Find each line with the word "kind" and copy it.
# Given information start
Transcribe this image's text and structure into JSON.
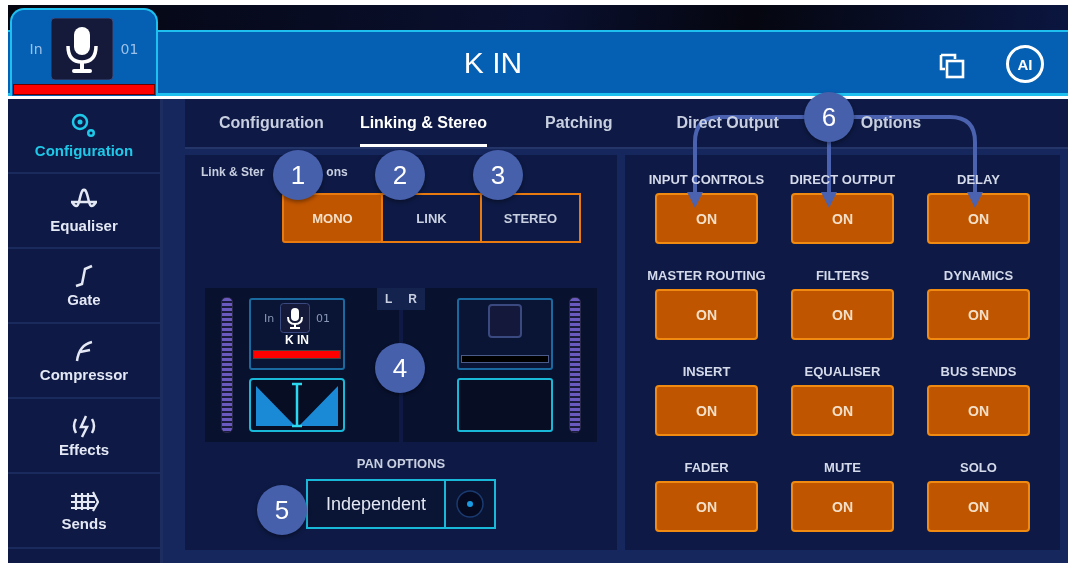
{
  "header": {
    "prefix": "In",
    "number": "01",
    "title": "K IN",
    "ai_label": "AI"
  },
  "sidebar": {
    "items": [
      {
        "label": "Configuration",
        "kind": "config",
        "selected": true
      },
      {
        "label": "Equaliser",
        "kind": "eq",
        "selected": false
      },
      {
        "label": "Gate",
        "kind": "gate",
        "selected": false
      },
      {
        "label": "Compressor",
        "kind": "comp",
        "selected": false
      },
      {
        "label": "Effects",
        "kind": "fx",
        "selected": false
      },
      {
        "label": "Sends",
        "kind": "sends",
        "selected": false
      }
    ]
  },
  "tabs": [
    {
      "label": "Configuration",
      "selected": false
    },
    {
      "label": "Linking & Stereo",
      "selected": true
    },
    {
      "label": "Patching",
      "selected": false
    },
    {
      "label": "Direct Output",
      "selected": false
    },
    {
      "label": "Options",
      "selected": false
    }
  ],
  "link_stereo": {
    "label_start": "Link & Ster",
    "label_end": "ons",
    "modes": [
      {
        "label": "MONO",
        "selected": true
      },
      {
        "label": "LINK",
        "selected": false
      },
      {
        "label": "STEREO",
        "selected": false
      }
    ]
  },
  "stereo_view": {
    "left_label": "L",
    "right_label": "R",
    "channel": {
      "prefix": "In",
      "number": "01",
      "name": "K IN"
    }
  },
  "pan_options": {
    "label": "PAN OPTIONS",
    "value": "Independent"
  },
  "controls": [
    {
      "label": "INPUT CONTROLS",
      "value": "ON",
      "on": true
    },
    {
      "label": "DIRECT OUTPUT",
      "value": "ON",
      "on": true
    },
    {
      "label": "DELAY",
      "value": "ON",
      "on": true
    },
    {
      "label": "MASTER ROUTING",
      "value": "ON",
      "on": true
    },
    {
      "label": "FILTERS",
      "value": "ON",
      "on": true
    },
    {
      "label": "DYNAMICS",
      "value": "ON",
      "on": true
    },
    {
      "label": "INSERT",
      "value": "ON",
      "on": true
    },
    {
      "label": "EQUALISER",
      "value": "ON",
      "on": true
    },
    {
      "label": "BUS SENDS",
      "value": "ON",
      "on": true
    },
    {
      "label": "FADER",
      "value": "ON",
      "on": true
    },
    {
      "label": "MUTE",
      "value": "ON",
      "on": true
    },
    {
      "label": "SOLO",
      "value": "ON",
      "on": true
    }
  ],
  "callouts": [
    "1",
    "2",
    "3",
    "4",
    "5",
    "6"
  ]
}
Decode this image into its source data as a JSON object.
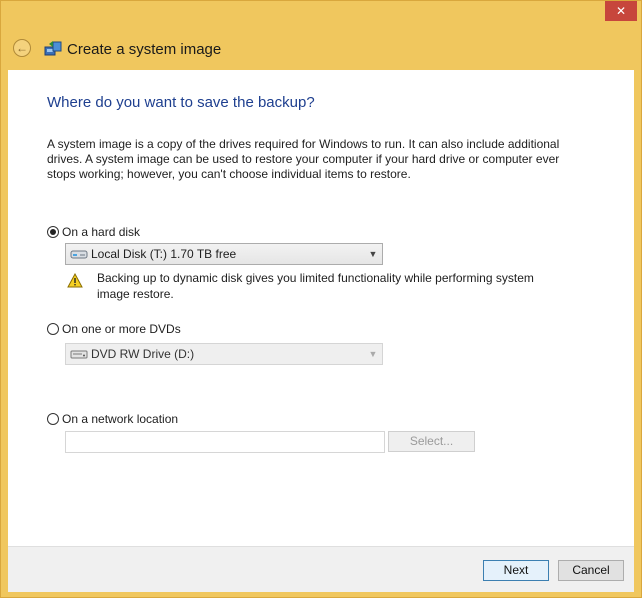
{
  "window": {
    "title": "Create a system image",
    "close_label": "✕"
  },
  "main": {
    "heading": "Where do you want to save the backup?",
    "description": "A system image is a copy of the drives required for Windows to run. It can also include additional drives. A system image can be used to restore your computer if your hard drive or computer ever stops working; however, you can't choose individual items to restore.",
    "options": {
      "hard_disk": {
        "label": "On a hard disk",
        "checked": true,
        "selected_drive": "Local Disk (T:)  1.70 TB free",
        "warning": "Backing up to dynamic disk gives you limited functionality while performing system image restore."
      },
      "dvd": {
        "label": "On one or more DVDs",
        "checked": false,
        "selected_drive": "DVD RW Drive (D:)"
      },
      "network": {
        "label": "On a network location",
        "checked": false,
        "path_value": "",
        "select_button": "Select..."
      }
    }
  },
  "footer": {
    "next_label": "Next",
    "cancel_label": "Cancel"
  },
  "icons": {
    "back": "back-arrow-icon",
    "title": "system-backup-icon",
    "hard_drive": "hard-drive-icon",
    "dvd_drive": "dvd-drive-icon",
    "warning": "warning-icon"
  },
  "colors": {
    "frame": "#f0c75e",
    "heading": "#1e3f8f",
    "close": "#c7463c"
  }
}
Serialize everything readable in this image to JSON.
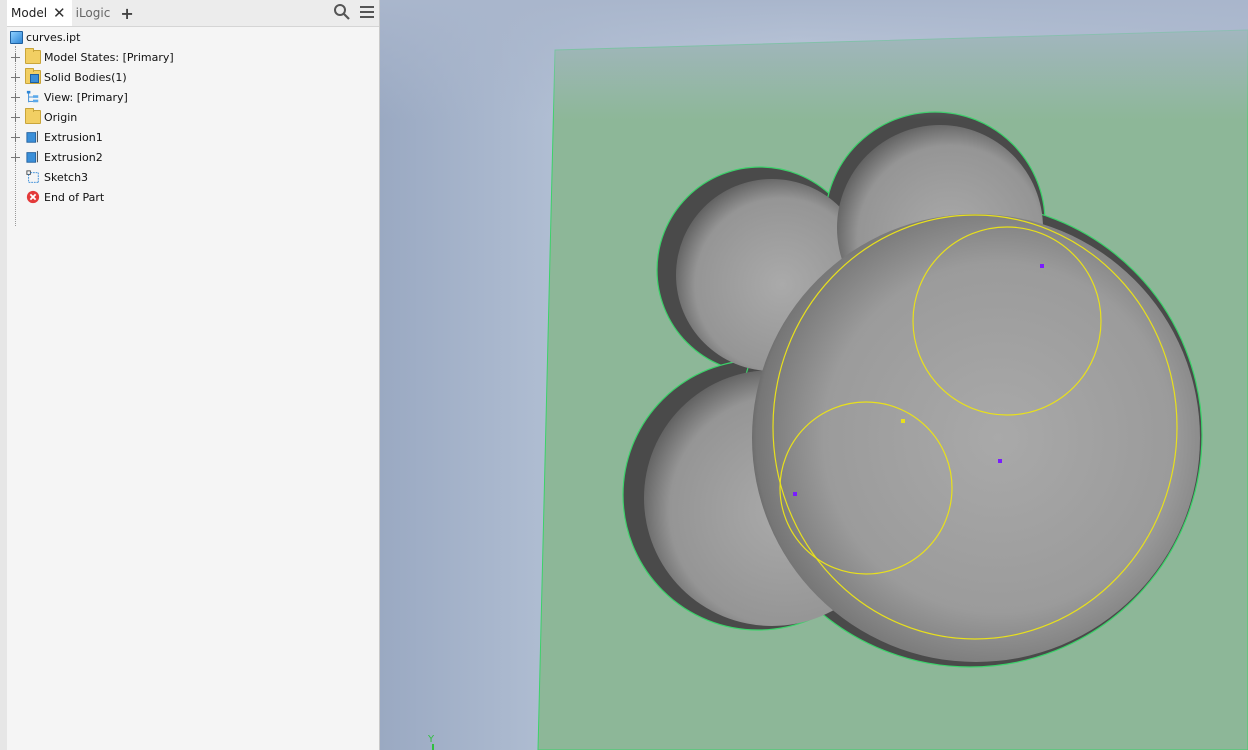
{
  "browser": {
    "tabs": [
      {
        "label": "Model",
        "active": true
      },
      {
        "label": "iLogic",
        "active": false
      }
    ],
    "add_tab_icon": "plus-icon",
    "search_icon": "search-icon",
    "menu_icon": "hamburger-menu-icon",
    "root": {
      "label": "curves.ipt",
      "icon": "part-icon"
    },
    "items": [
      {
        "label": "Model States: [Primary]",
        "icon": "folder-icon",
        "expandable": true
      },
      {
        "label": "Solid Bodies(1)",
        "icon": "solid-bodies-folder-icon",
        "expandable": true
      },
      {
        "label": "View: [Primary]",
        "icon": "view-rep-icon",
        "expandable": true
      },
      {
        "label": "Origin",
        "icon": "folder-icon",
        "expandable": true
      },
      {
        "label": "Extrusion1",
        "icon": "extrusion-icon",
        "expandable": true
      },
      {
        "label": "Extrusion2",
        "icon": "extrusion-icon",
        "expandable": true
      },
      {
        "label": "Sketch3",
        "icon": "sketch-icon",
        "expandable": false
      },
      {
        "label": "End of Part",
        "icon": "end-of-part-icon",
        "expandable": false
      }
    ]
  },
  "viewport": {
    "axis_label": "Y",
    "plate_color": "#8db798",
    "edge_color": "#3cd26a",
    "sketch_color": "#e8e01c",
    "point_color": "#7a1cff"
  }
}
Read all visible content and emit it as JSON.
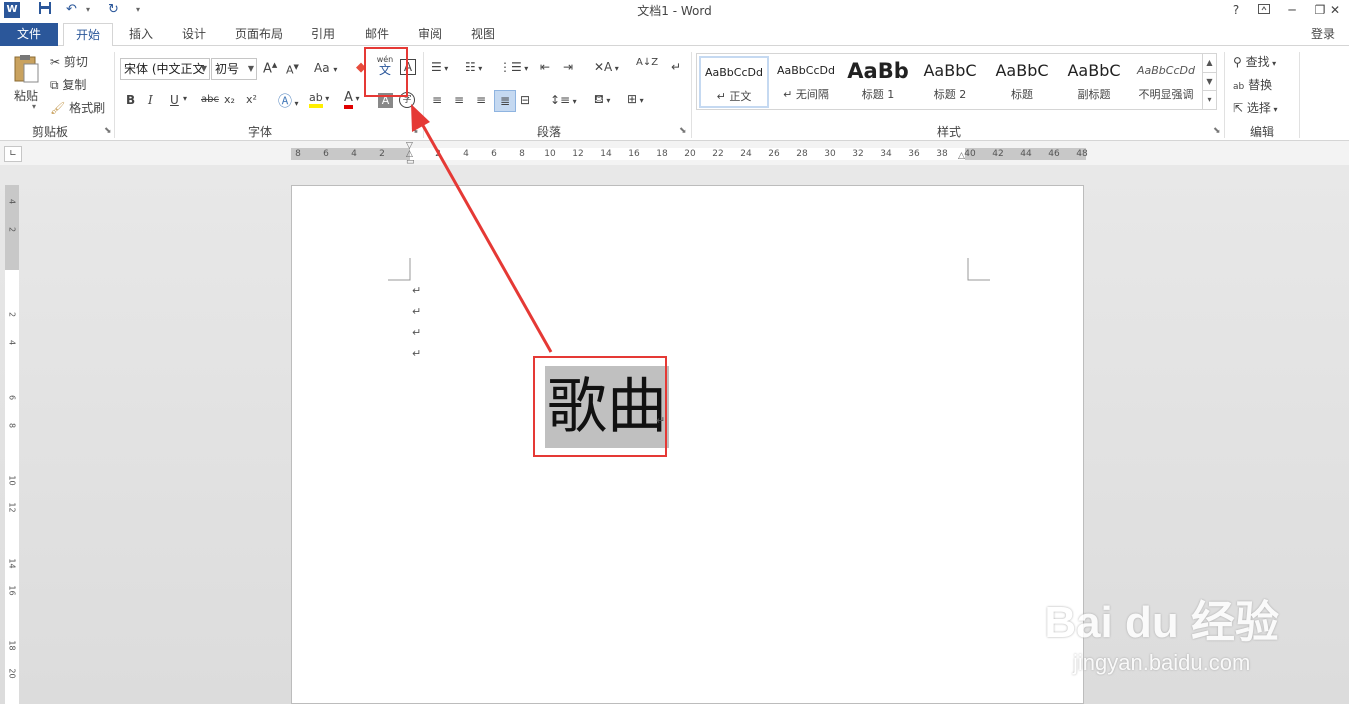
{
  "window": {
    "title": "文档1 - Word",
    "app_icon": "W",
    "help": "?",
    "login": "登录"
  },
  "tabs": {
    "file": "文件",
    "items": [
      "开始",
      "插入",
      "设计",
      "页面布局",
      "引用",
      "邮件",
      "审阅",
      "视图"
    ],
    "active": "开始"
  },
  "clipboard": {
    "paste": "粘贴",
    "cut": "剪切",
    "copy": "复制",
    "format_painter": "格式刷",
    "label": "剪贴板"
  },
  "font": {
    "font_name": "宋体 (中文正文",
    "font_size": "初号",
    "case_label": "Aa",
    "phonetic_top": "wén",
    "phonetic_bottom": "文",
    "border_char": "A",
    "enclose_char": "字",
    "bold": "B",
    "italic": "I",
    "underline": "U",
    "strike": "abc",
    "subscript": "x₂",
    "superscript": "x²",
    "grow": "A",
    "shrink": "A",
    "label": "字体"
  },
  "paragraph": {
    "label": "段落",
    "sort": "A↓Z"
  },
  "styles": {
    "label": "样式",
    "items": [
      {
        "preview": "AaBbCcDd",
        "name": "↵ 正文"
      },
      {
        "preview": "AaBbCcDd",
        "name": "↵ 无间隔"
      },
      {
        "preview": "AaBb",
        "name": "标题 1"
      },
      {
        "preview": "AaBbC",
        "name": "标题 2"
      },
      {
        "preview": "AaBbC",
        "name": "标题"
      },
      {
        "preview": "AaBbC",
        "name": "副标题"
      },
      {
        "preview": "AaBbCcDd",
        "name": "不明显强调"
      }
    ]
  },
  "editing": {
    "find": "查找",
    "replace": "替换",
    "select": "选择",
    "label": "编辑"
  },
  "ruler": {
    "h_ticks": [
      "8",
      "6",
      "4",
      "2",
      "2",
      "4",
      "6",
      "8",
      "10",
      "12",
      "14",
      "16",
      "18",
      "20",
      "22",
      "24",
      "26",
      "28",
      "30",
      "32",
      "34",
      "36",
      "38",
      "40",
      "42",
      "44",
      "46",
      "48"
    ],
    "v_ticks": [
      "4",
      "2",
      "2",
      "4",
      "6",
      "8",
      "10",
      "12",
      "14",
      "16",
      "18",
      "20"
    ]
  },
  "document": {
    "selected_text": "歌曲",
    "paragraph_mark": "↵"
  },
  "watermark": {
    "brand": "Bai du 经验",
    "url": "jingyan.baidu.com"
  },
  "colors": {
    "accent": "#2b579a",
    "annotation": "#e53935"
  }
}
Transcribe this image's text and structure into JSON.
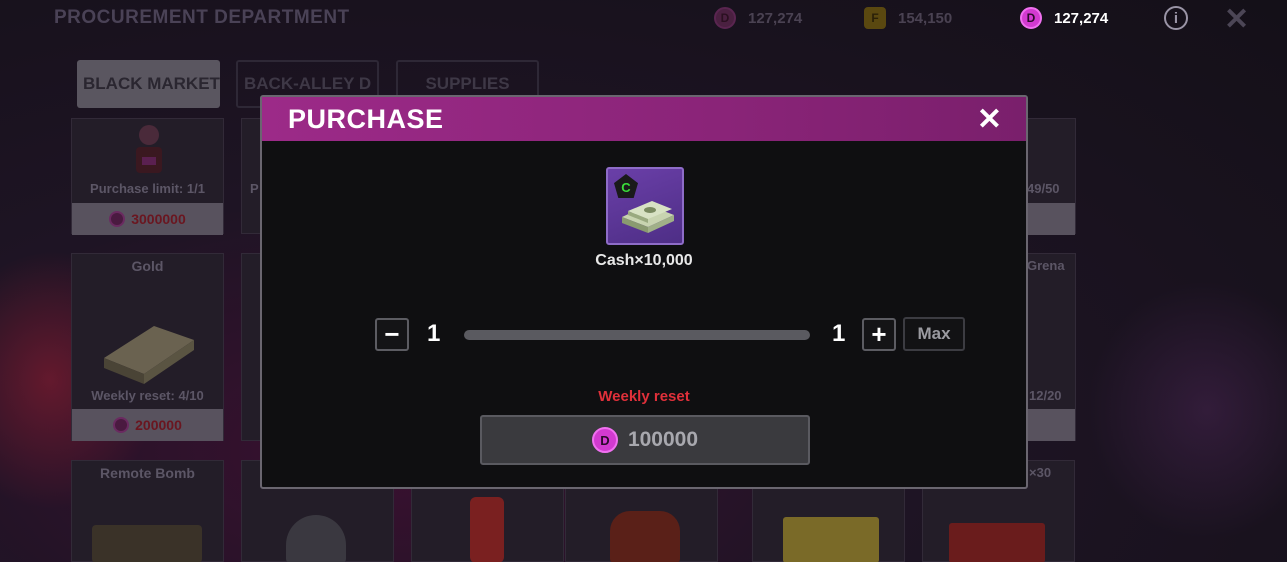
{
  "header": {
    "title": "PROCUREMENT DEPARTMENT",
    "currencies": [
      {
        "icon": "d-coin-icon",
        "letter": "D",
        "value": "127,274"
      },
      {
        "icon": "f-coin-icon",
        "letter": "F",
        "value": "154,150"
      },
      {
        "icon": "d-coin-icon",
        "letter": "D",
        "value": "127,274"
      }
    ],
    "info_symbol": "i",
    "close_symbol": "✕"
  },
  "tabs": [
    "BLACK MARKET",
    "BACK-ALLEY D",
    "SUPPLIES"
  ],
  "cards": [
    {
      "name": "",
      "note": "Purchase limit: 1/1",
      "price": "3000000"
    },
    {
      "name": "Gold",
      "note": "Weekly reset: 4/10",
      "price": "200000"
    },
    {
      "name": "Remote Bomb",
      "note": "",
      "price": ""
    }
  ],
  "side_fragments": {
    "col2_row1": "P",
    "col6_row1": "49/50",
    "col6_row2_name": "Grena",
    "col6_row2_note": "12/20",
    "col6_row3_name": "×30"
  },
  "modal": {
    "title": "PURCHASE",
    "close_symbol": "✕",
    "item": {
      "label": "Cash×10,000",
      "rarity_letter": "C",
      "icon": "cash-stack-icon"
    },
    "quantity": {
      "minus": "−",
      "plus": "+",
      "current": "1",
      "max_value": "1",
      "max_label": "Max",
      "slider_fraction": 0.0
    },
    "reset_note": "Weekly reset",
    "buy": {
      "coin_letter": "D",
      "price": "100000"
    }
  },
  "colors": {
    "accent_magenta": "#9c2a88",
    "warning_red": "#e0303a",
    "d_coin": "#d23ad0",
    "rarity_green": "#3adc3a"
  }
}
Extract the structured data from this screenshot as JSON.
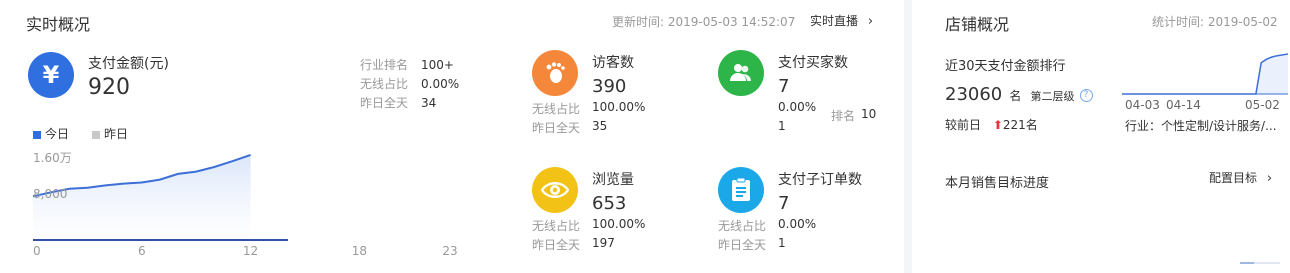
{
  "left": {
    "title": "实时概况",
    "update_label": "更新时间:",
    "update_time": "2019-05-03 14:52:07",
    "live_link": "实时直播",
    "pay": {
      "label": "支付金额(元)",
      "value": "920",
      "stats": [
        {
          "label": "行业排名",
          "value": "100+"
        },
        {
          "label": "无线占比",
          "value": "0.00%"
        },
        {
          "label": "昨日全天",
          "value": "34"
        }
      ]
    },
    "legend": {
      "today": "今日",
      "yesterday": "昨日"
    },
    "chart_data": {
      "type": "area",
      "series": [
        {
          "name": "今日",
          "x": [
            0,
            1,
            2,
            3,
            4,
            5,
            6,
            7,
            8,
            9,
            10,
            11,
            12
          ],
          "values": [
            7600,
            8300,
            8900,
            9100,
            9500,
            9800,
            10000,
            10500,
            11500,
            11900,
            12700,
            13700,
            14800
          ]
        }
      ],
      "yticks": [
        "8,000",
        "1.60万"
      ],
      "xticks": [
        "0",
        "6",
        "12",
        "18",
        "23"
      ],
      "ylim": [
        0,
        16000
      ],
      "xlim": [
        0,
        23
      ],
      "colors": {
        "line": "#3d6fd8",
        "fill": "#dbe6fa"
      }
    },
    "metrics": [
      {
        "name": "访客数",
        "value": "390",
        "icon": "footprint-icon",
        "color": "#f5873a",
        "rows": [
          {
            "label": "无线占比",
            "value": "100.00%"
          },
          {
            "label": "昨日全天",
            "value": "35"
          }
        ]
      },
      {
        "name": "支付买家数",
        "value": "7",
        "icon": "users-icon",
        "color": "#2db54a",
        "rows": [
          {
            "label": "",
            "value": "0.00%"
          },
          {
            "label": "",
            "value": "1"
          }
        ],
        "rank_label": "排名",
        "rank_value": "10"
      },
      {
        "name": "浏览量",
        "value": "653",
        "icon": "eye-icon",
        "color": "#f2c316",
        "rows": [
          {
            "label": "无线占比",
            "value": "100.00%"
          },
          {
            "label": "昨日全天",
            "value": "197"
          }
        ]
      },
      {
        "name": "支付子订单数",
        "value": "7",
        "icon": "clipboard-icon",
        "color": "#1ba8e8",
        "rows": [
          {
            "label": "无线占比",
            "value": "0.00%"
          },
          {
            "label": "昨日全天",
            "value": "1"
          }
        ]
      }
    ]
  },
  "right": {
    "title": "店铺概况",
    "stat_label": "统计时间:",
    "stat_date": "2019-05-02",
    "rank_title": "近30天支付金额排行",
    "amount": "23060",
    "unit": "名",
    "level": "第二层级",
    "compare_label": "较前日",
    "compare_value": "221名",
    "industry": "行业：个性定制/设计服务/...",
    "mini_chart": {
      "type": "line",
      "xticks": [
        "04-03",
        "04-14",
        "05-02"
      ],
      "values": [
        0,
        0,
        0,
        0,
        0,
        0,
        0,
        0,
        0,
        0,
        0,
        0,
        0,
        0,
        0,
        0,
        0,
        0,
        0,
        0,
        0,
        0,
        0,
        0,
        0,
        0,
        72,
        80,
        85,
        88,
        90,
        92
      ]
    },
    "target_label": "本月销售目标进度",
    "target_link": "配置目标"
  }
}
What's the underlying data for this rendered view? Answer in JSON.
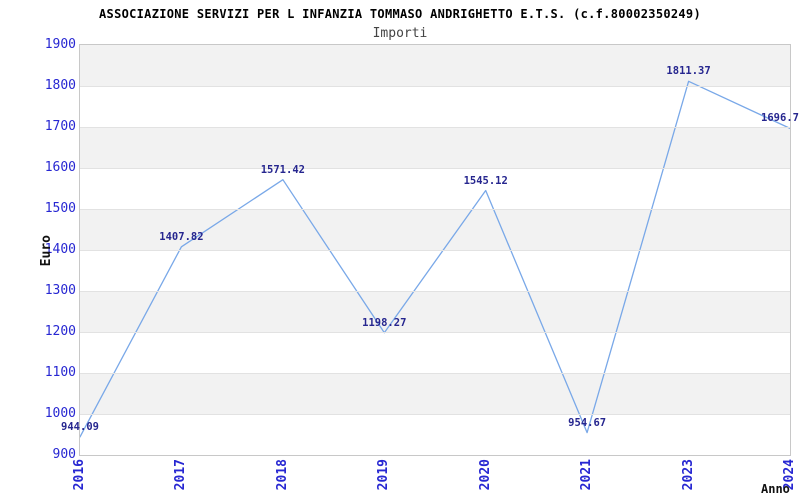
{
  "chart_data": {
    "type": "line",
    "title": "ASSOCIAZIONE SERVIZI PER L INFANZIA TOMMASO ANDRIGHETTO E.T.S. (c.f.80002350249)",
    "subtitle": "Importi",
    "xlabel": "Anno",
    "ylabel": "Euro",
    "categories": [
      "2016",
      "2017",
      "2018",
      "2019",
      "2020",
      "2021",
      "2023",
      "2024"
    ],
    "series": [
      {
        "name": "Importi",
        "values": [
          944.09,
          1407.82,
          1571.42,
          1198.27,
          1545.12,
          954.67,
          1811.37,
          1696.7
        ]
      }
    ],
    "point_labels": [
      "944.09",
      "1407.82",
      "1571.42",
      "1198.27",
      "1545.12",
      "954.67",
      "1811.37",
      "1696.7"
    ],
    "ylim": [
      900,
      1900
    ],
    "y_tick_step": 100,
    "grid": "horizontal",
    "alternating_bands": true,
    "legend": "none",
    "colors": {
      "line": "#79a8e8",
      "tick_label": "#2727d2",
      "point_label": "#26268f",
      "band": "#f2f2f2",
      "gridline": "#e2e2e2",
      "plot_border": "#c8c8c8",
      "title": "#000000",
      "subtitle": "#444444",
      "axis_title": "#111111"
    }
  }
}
# Given information end
Final result:
        "kind": "config",
        "kind": "eq",
        "kind": "gate",
        "kind": "comp",
        "kind": "fx",
        "kind": "sends",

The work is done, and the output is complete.